## Entries supplied
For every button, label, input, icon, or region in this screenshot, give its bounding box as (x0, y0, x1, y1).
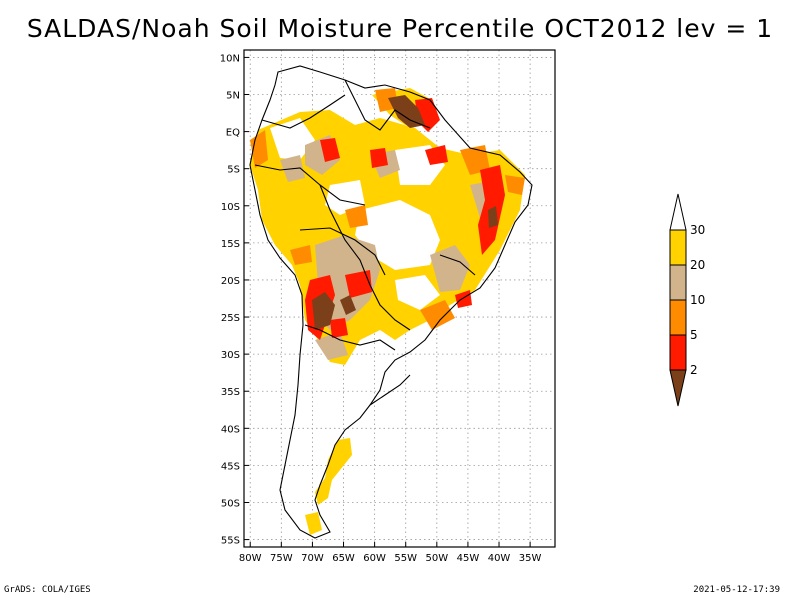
colorbar-segment (669, 299, 687, 336)
soil-moisture-shading (250, 88, 525, 535)
lon-tick-label: 75W (270, 553, 293, 564)
lon-tick-label: 60W (363, 553, 386, 564)
lon-tick-label: 80W (239, 553, 262, 564)
lon-tick-label: 55W (394, 553, 417, 564)
colorbar-upper-triangle (669, 193, 687, 231)
colorbar-segment (669, 334, 687, 371)
footer-credit: GrADS: COLA/IGES (4, 585, 91, 595)
footer-timestamp: 2021-05-12-17:39 (693, 585, 780, 595)
lat-tick-label: 20S (221, 276, 240, 287)
lat-tick-label: 45S (221, 461, 240, 472)
lon-tick-label: 65W (332, 553, 355, 564)
colorbar-label: 10 (690, 293, 705, 307)
colorbar-label: 2 (690, 363, 698, 377)
lat-tick-label: 15S (221, 239, 240, 250)
lat-tick-label: 10S (221, 202, 240, 213)
lat-tick-label: 5S (227, 165, 240, 176)
colorbar-label: 30 (690, 223, 705, 237)
coastline (249, 65, 533, 539)
plot-frame (243, 49, 556, 548)
lon-tick-label: 40W (488, 553, 511, 564)
colorbar-label: 5 (690, 328, 698, 342)
colorbar-label: 20 (690, 258, 705, 272)
axes: 10N 5N EQ 5S 10S 15S 20S 25S 30S 35S 40S 45S 50S 55S 8… (220, 53, 542, 564)
lat-tick-label: 25S (221, 313, 240, 324)
lat-tick-label: 10N (220, 53, 240, 64)
colorbar-segment (669, 264, 687, 301)
lat-tick-label: EQ (226, 128, 240, 139)
lat-tick-label: 40S (221, 424, 240, 435)
lat-tick-label: 30S (221, 350, 240, 361)
lat-tick-label: 5N (226, 91, 240, 102)
colorbar: 2 5 10 20 30 (669, 193, 705, 407)
colorbar-lower-triangle (669, 369, 687, 407)
lat-tick-label: 50S (221, 498, 240, 509)
map-title: SALDAS/Noah Soil Moisture Percentile OCT… (26, 14, 774, 43)
lon-tick-label: 45W (457, 553, 480, 564)
lon-tick-label: 70W (301, 553, 324, 564)
lon-tick-label: 35W (519, 553, 542, 564)
colorbar-segment (669, 229, 687, 266)
lat-tick-label: 55S (221, 536, 240, 547)
lon-tick-label: 50W (426, 553, 449, 564)
lat-tick-label: 35S (221, 387, 240, 398)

## Problem to solve
Can you copy every item above word for word, leaving out any picture?

## Exercise result
For every button, label, input, icon, or region in this screenshot, give its bounding box as (x0, y0, x1, y1).
colorbar-segment (669, 299, 687, 336)
soil-moisture-shading (250, 88, 525, 535)
lon-tick-label: 75W (270, 553, 293, 564)
lon-tick-label: 60W (363, 553, 386, 564)
lon-tick-label: 80W (239, 553, 262, 564)
lon-tick-label: 55W (394, 553, 417, 564)
colorbar-upper-triangle (669, 193, 687, 231)
colorbar-segment (669, 334, 687, 371)
footer-credit: GrADS: COLA/IGES (4, 585, 91, 595)
footer-timestamp: 2021-05-12-17:39 (693, 585, 780, 595)
lat-tick-label: 20S (221, 276, 240, 287)
lat-tick-label: 45S (221, 461, 240, 472)
lon-tick-label: 65W (332, 553, 355, 564)
colorbar-label: 10 (690, 293, 705, 307)
colorbar-label: 2 (690, 363, 698, 377)
lat-tick-label: 15S (221, 239, 240, 250)
lat-tick-label: 10S (221, 202, 240, 213)
lat-tick-label: 5S (227, 165, 240, 176)
colorbar-label: 30 (690, 223, 705, 237)
coastline (249, 65, 533, 539)
plot-frame (243, 49, 556, 548)
lon-tick-label: 40W (488, 553, 511, 564)
colorbar-label: 5 (690, 328, 698, 342)
colorbar-label: 20 (690, 258, 705, 272)
axes: 10N 5N EQ 5S 10S 15S 20S 25S 30S 35S 40S 45S 50S 55S 8… (220, 53, 542, 564)
lat-tick-label: 25S (221, 313, 240, 324)
lat-tick-label: 10N (220, 53, 240, 64)
colorbar-segment (669, 264, 687, 301)
lat-tick-label: EQ (226, 128, 240, 139)
lat-tick-label: 40S (221, 424, 240, 435)
lat-tick-label: 30S (221, 350, 240, 361)
lat-tick-label: 5N (226, 91, 240, 102)
colorbar: 2 5 10 20 30 (669, 193, 705, 407)
colorbar-lower-triangle (669, 369, 687, 407)
lat-tick-label: 50S (221, 498, 240, 509)
map-title: SALDAS/Noah Soil Moisture Percentile OCT… (26, 14, 774, 43)
lon-tick-label: 45W (457, 553, 480, 564)
lon-tick-label: 70W (301, 553, 324, 564)
lon-tick-label: 35W (519, 553, 542, 564)
colorbar-segment (669, 229, 687, 266)
lat-tick-label: 55S (221, 536, 240, 547)
lon-tick-label: 50W (426, 553, 449, 564)
lat-tick-label: 35S (221, 387, 240, 398)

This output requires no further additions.